Task description — Return every line of the rows below word for word, omitting the pictures.
=== Data entries ===
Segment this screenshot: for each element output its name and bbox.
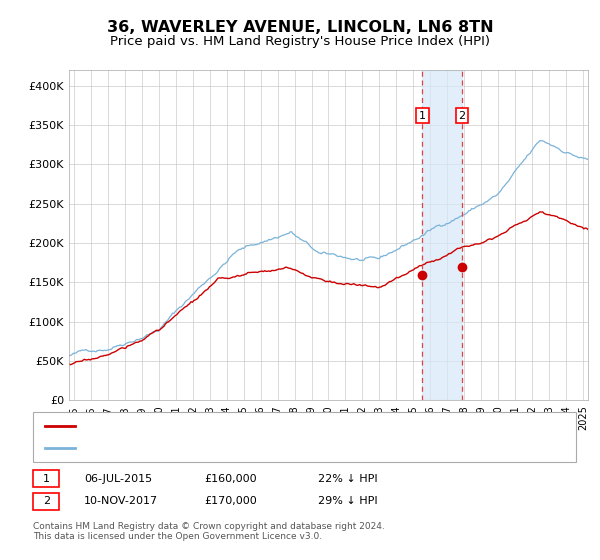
Text: 36, WAVERLEY AVENUE, LINCOLN, LN6 8TN: 36, WAVERLEY AVENUE, LINCOLN, LN6 8TN <box>107 20 493 35</box>
Text: 2: 2 <box>43 496 50 506</box>
Text: 10-NOV-2017: 10-NOV-2017 <box>84 496 158 506</box>
Text: 1: 1 <box>43 474 50 484</box>
Text: £170,000: £170,000 <box>204 496 257 506</box>
Text: Contains HM Land Registry data © Crown copyright and database right 2024.
This d: Contains HM Land Registry data © Crown c… <box>33 522 385 542</box>
Text: 2: 2 <box>458 111 466 120</box>
Text: 06-JUL-2015: 06-JUL-2015 <box>84 474 152 484</box>
Text: 29% ↓ HPI: 29% ↓ HPI <box>318 496 377 506</box>
Text: 22% ↓ HPI: 22% ↓ HPI <box>318 474 377 484</box>
Text: £160,000: £160,000 <box>204 474 257 484</box>
Text: HPI: Average price, detached house, North Kesteven: HPI: Average price, detached house, Nort… <box>81 443 354 453</box>
Text: Price paid vs. HM Land Registry's House Price Index (HPI): Price paid vs. HM Land Registry's House … <box>110 35 490 48</box>
Text: 1: 1 <box>419 111 426 120</box>
Text: 36, WAVERLEY AVENUE, LINCOLN, LN6 8TN (detached house): 36, WAVERLEY AVENUE, LINCOLN, LN6 8TN (d… <box>81 421 399 431</box>
Bar <box>422 70 462 400</box>
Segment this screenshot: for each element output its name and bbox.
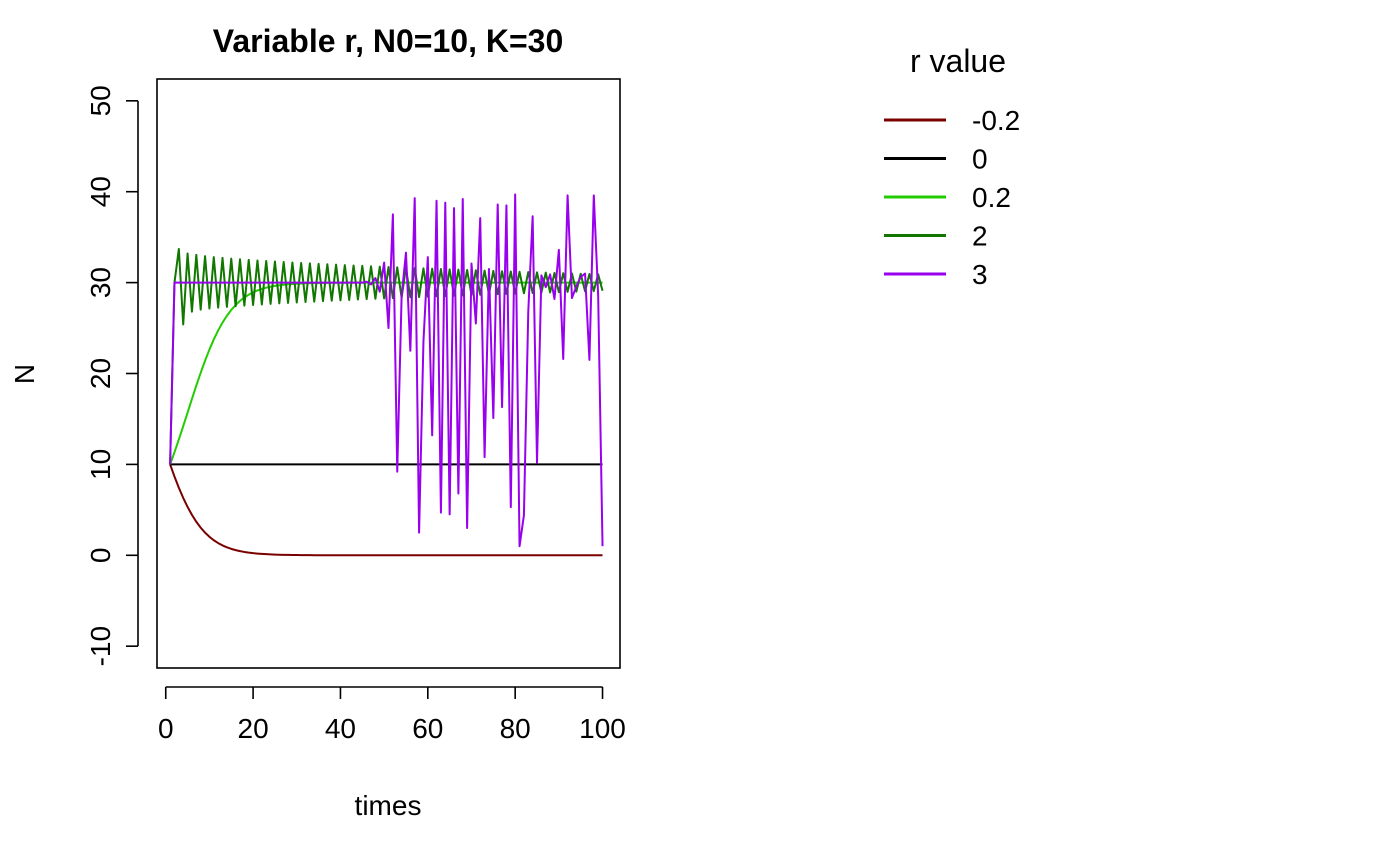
===
Task output —
Segment this screenshot: for each element output its name and bbox.
Text: 36, WAVERLEY AVENUE, LINCOLN, LN6 8TN: 36, WAVERLEY AVENUE, LINCOLN, LN6 8TN <box>107 20 493 35</box>
Text: 2: 2 <box>43 496 50 506</box>
Text: 10-NOV-2017: 10-NOV-2017 <box>84 496 158 506</box>
Text: 1: 1 <box>43 474 50 484</box>
Text: £170,000: £170,000 <box>204 496 257 506</box>
Text: Contains HM Land Registry data © Crown copyright and database right 2024.
This d: Contains HM Land Registry data © Crown c… <box>33 522 385 542</box>
Text: 2: 2 <box>458 111 466 120</box>
Text: 06-JUL-2015: 06-JUL-2015 <box>84 474 152 484</box>
Text: 29% ↓ HPI: 29% ↓ HPI <box>318 496 377 506</box>
Text: 22% ↓ HPI: 22% ↓ HPI <box>318 474 377 484</box>
Text: £160,000: £160,000 <box>204 474 257 484</box>
Text: HPI: Average price, detached house, North Kesteven: HPI: Average price, detached house, Nort… <box>81 443 354 453</box>
Text: Price paid vs. HM Land Registry's House Price Index (HPI): Price paid vs. HM Land Registry's House … <box>110 35 490 48</box>
Text: 1: 1 <box>419 111 426 120</box>
Text: 36, WAVERLEY AVENUE, LINCOLN, LN6 8TN (detached house): 36, WAVERLEY AVENUE, LINCOLN, LN6 8TN (d… <box>81 421 399 431</box>
Bar <box>422 70 462 400</box>
Segment this screenshot: for each element output its name and bbox.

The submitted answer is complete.